-------- Material provided --------
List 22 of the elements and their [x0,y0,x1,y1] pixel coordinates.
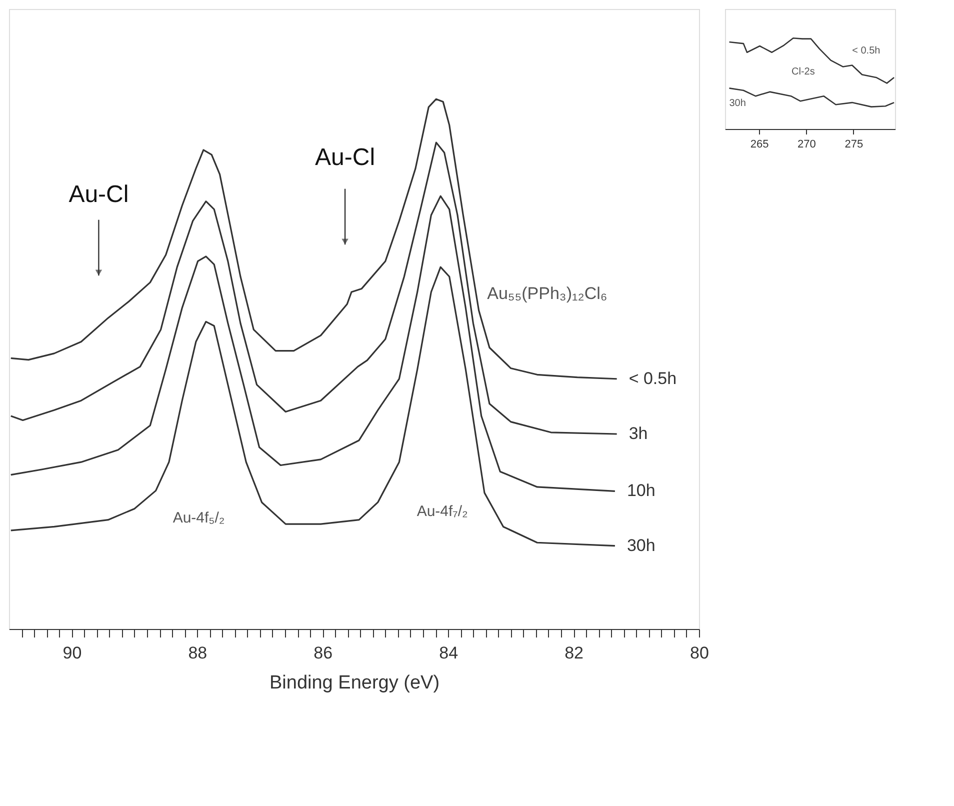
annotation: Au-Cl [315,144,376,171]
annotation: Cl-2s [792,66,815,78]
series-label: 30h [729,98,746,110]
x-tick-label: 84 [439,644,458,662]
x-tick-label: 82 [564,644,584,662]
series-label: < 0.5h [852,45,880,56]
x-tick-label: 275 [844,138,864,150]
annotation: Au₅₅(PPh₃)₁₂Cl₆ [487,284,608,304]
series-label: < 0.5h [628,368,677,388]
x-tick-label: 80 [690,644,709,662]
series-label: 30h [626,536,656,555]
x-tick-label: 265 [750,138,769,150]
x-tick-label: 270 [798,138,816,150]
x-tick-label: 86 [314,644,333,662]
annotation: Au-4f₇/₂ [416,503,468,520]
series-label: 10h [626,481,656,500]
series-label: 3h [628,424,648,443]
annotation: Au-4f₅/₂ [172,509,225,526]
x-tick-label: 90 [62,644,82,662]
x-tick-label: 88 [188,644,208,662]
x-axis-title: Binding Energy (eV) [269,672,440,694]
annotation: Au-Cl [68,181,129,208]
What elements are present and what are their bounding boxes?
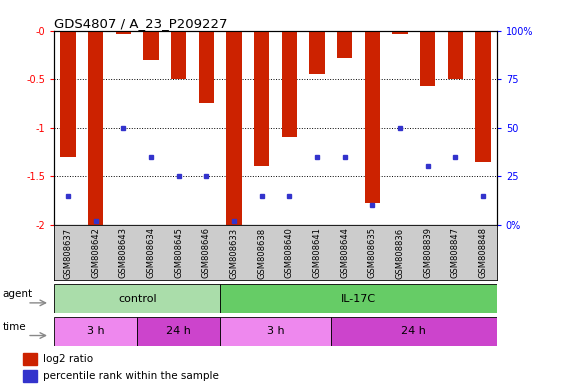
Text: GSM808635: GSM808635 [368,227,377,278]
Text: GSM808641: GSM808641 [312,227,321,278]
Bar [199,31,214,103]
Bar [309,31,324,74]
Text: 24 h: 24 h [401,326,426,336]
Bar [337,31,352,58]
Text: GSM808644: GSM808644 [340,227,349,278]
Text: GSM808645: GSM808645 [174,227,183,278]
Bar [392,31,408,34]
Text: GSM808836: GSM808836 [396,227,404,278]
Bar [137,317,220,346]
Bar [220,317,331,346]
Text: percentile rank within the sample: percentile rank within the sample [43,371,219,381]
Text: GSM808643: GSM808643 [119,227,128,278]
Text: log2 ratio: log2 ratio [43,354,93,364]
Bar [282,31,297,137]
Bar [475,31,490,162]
--------
Given request
Count the lines in the entries above that contain the string "tick", matching case exactly, and reply with only that number.

Response to this exercise
9